For each line in the data below that holds "Equity", return a copy.

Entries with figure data

□ □ □ □

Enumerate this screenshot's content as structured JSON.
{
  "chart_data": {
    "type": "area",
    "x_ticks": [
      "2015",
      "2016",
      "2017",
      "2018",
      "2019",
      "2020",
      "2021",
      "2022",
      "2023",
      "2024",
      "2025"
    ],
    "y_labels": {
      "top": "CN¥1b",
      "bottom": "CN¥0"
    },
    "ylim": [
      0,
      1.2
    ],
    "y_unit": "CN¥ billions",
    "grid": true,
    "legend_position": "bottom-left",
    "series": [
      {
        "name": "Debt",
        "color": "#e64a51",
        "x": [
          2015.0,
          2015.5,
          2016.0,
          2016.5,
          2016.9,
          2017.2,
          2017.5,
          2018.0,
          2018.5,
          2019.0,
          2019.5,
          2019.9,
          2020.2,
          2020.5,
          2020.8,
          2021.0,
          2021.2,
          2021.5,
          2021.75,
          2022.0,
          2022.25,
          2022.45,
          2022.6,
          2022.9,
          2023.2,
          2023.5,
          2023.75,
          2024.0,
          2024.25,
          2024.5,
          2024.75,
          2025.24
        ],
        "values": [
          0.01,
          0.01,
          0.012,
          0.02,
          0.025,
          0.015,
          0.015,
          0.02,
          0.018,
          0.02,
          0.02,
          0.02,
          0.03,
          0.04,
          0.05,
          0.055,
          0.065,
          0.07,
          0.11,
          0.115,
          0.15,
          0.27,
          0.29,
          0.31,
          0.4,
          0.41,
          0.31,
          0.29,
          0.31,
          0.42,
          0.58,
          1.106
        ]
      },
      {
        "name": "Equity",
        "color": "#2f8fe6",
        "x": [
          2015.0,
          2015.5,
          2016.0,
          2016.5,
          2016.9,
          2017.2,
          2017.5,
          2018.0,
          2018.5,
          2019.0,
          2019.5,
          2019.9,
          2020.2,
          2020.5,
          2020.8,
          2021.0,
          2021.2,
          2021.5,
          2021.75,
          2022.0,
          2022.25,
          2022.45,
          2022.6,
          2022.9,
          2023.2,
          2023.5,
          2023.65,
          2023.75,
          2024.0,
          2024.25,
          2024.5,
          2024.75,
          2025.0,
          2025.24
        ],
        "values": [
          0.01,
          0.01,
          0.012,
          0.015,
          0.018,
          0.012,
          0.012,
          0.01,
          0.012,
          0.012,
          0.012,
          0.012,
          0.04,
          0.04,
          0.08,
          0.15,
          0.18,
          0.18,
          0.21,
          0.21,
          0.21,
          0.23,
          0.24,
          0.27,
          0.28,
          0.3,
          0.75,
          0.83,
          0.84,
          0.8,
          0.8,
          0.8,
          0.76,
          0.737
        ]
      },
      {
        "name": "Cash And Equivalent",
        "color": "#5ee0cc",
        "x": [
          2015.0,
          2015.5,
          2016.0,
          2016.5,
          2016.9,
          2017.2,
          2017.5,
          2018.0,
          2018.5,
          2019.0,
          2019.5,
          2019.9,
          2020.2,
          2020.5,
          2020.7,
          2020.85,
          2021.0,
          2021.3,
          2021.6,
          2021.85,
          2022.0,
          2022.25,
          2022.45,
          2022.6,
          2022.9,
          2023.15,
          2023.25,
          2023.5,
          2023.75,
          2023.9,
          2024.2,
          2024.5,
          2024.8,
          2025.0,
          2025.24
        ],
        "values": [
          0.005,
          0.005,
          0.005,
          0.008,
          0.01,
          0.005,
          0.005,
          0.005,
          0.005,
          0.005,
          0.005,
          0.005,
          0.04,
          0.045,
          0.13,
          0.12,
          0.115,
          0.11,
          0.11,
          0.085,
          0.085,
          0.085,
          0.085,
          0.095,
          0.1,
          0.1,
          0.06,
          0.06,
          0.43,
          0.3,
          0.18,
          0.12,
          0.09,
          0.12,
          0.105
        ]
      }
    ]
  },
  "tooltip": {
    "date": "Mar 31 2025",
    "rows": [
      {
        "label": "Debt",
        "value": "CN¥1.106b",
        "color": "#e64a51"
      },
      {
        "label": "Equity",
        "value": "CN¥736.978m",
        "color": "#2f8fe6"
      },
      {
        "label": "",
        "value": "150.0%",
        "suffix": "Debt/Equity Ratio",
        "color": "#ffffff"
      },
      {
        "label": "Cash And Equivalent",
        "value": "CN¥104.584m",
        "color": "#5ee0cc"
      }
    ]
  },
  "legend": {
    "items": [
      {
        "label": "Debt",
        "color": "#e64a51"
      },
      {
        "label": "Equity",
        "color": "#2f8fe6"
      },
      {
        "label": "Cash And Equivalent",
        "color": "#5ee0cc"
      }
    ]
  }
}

□ □ □ □

▸ Output:
        "name": "Equity",
        "label": "Equity",
        "suffix": "Debt/Equity Ratio",
        "label": "Equity",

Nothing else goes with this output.